━━━━━ Text segment ━━━━━
The name of this variable in 2021.12 was CCL_SKIP_SCHEDULER. Starting with 2021.13, the variable has been renamed to CCL_ENABLE_SYCL_KERNELS.

ALLGATHER/ALLGATHERV

CCL_SYCL_ALLGATHERV_TMP_BUF

Syntax

CCL_SYCL_ALLGATHERV_TMP_BUF=<value>

Arguments

<value>	Description
`1`	Uses a persistent temporary buffer to perform the `ALLGATHER`/ `ALLGATHERV`.
`0`	Performs an IPC handle exchange, avoiding copies to temporary buffers. Default value.

Description

Specifies if the ALLGATHER/ ALLGATHERV implementation should use a persistent temporary buffer or not. The implementation with temporary buffers makes the collective fully asynchronous, but adds some additional overhead due to the extra copy of the user buffer to a (persistent) temporary buffer. The current default uses Level Zero IPC to avoid the copies to the temporary buffer.
━━━━━ Information provided ━━━━━
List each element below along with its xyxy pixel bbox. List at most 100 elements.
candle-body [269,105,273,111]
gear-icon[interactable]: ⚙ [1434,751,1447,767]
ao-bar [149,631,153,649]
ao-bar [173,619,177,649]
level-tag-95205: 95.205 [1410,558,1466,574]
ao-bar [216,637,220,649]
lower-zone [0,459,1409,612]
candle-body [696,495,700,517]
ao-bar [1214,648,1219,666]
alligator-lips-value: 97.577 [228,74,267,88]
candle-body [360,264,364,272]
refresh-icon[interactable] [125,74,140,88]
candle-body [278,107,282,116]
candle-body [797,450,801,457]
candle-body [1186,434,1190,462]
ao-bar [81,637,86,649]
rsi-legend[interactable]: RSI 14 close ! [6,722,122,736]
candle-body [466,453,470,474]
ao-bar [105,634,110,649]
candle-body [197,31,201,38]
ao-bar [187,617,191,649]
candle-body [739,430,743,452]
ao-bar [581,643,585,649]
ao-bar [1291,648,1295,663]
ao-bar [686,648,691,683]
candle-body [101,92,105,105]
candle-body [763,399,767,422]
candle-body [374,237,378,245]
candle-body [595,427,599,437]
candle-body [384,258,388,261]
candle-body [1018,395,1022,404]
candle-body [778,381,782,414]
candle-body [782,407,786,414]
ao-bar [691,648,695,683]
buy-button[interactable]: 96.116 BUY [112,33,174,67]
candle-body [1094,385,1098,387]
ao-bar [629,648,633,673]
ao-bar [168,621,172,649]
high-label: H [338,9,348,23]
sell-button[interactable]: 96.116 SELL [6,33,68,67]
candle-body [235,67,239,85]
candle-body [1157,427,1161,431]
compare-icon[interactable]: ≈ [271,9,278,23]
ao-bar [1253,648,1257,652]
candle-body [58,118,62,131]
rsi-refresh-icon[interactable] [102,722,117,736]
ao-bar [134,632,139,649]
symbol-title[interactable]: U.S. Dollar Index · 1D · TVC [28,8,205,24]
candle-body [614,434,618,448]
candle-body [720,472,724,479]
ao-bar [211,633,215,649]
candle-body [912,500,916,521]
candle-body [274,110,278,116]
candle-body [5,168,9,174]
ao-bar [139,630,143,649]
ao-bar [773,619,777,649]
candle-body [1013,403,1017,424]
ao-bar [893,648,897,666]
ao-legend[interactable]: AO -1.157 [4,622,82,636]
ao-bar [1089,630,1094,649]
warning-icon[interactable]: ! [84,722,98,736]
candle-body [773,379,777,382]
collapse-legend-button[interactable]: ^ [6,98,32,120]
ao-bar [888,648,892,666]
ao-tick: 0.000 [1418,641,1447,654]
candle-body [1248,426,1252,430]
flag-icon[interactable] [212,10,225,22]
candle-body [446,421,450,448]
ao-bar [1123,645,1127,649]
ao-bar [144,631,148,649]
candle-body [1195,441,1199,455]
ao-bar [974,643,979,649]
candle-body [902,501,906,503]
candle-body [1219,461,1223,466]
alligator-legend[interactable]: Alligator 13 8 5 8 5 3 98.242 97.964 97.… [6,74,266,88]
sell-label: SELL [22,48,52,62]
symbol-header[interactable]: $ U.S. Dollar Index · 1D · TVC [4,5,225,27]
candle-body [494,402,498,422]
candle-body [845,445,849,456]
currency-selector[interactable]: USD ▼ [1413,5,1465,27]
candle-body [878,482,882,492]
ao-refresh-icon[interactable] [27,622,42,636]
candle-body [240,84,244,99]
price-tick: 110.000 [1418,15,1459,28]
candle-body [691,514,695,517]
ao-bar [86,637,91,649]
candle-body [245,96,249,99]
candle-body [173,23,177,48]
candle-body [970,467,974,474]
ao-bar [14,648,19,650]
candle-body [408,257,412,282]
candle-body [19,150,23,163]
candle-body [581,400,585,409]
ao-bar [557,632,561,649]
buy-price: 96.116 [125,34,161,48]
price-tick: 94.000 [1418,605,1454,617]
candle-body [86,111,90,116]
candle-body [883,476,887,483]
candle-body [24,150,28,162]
━━━━━
━━━━━ Information provided ━━━━━
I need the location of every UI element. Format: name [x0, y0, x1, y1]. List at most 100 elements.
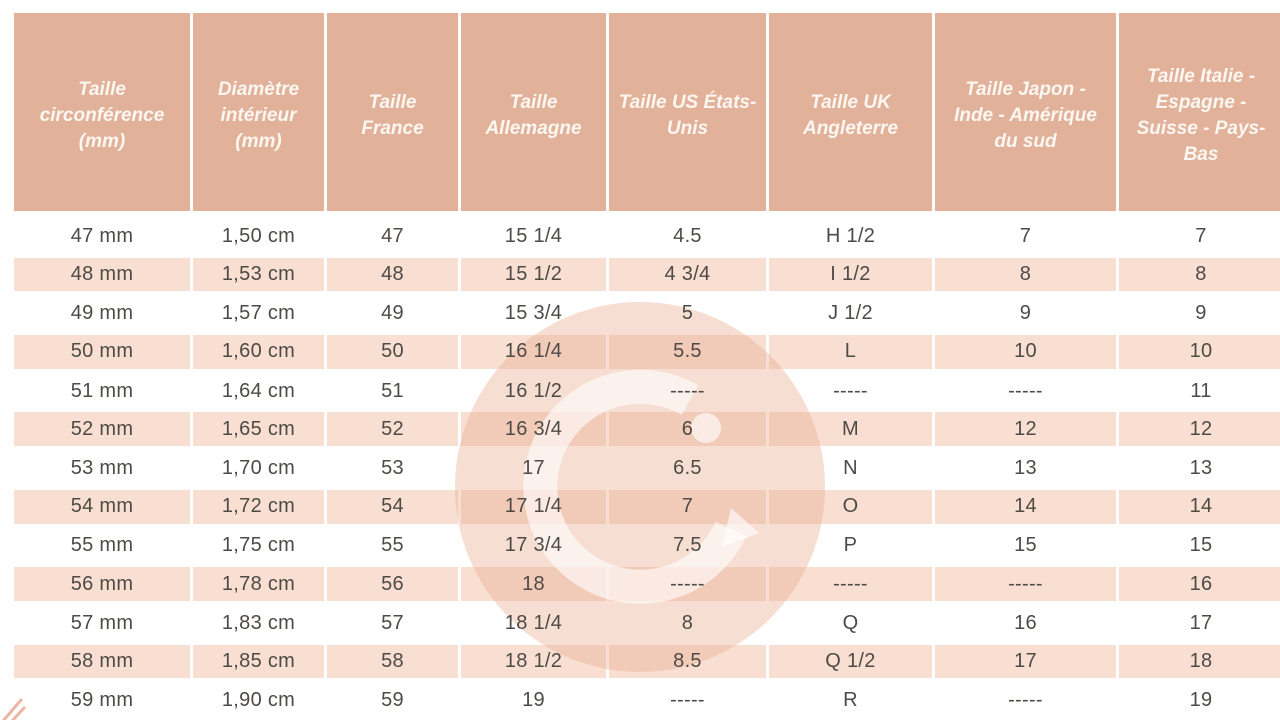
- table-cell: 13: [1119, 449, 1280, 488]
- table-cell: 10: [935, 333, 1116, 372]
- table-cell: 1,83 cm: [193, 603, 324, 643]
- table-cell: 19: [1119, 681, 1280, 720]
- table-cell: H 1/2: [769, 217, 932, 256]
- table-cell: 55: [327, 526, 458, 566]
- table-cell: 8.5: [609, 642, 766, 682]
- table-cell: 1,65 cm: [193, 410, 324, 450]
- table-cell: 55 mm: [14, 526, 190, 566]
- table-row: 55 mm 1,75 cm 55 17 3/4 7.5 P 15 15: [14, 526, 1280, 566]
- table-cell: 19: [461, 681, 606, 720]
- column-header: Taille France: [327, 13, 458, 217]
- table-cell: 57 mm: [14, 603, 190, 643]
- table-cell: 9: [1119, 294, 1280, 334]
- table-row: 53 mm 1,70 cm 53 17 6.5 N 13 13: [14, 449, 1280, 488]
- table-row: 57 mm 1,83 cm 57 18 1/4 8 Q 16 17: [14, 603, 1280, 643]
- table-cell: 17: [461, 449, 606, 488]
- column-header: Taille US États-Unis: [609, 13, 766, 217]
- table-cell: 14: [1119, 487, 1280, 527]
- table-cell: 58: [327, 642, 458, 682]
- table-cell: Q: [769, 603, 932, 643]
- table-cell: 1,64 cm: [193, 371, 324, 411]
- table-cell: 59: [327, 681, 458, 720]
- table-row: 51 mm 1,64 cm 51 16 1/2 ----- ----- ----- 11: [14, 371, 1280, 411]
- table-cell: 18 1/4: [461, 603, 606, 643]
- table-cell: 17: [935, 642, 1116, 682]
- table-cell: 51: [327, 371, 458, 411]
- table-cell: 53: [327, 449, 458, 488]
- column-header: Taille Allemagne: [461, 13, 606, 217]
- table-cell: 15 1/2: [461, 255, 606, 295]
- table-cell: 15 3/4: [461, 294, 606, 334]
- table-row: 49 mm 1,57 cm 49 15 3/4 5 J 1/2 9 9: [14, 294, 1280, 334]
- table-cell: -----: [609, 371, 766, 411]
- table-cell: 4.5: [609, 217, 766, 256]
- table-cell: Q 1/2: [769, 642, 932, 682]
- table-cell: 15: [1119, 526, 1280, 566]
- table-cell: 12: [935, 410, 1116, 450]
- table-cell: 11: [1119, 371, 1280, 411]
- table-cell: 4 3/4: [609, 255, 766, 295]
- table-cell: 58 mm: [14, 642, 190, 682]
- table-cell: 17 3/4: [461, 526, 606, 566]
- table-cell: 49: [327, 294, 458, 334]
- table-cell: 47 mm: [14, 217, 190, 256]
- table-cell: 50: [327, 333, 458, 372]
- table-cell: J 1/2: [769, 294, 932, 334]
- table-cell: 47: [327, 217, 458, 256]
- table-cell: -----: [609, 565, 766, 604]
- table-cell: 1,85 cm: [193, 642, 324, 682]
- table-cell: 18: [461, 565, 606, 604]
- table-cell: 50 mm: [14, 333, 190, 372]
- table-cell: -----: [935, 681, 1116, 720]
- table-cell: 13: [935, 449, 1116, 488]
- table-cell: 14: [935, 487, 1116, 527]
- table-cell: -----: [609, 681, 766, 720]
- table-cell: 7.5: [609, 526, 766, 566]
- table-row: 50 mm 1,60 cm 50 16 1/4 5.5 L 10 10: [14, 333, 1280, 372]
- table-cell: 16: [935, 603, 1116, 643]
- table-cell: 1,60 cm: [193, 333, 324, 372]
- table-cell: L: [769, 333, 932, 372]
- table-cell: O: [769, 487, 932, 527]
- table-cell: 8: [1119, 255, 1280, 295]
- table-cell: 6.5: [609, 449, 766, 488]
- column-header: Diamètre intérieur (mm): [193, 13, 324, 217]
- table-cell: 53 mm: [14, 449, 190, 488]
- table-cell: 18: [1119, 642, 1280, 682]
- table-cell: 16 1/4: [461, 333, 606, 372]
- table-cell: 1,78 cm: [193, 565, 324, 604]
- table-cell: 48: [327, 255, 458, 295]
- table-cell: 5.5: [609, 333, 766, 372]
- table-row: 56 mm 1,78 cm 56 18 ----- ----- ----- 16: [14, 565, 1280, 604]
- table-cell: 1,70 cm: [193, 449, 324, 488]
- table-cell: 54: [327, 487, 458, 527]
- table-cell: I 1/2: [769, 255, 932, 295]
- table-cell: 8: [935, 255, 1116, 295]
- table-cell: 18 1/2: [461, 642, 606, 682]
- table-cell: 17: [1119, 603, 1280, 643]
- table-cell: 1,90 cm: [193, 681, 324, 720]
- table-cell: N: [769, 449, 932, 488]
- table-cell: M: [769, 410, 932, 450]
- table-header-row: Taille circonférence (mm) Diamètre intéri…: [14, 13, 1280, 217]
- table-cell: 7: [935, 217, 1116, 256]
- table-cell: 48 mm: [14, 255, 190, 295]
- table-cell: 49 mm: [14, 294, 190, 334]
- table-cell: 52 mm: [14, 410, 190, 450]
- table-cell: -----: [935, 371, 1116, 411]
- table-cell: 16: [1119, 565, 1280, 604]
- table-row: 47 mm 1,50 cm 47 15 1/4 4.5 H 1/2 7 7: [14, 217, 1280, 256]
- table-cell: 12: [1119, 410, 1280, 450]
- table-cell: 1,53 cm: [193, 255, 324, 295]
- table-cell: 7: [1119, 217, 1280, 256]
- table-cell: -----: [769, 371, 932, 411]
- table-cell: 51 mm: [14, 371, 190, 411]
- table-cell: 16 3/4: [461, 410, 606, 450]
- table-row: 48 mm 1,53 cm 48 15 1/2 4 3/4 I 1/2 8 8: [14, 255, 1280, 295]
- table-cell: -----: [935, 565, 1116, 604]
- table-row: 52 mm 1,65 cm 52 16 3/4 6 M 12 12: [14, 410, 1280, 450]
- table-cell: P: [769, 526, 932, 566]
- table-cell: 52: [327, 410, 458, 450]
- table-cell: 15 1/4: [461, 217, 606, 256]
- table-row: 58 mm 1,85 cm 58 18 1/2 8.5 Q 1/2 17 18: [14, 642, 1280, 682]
━━━━━
* **Description of the task**:
Decide whether each statement agrees with the documentation excerpt, answering yes or no and quoting the words from the excerpt that settle it. 1. In 2021.12 the variable was named CCL_SKIP_SCHEDULER. 2. A value of 1 is the default for CCL_SYCL_ALLGATHERV_TMP_BUF. 3. The implementation with temporary buffers adds no extra overhead. The listing has no connection to the text above it.

* **Complete response**:
1. Yes: "The name of this variable in 2021.12 was CCL_SKIP_SCHEDULER."
2. No: "`0`	Performs an IPC handle exchange, avoiding copies to temporary buffers. Default value."
3. No: "adds some additional overhead due to the extra copy of the user buffer to a (persistent) temporary buffer"